Each entry below is to be transcribed exactly.

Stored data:
— BEGIN —

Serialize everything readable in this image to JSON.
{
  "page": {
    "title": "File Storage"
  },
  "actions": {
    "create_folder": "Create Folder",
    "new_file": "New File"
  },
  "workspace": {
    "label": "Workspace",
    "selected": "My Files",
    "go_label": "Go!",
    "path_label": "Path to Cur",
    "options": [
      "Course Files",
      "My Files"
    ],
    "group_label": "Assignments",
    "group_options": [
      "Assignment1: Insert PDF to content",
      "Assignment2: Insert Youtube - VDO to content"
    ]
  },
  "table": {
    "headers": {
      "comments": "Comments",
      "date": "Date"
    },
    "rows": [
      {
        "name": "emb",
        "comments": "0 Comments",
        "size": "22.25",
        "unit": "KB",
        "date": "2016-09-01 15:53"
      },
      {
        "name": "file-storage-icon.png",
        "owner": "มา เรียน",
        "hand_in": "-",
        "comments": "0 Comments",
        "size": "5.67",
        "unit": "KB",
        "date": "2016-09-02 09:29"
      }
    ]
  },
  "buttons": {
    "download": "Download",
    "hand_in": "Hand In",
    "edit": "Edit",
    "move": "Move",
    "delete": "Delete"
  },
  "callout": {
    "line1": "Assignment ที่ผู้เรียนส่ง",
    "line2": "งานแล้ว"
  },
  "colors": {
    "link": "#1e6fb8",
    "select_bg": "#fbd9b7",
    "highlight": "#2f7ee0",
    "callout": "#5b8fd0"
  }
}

— END —

Solution to the problem:
Serialize everything readable in this image to JSON.
{
  "page": {
    "title": "File Storage"
  },
  "actions": {
    "create_folder": "Create Folder",
    "new_file": "New File"
  },
  "workspace": {
    "label": "Workspace",
    "selected": "My Files",
    "go_label": "Go!",
    "path_label": "Path to Cur",
    "options": [
      "Course Files",
      "My Files"
    ],
    "group_label": "Assignments",
    "group_options": [
      "Assignment1: Insert PDF to content",
      "Assignment2: Insert Youtube - VDO to content"
    ]
  },
  "table": {
    "headers": {
      "comments": "Comments",
      "date": "Date"
    },
    "rows": [
      {
        "name": "emb",
        "comments": "0 Comments",
        "size": "22.25",
        "unit": "KB",
        "date": "2016-09-01 15:53"
      },
      {
        "name": "file-storage-icon.png",
        "owner": "มา เรียน",
        "hand_in": "-",
        "comments": "0 Comments",
        "size": "5.67",
        "unit": "KB",
        "date": "2016-09-02 09:29"
      }
    ]
  },
  "buttons": {
    "download": "Download",
    "hand_in": "Hand In",
    "edit": "Edit",
    "move": "Move",
    "delete": "Delete"
  },
  "callout": {
    "line1": "Assignment ที่ผู้เรียนส่ง",
    "line2": "งานแล้ว"
  },
  "colors": {
    "link": "#1e6fb8",
    "select_bg": "#fbd9b7",
    "highlight": "#2f7ee0",
    "callout": "#5b8fd0"
  }
}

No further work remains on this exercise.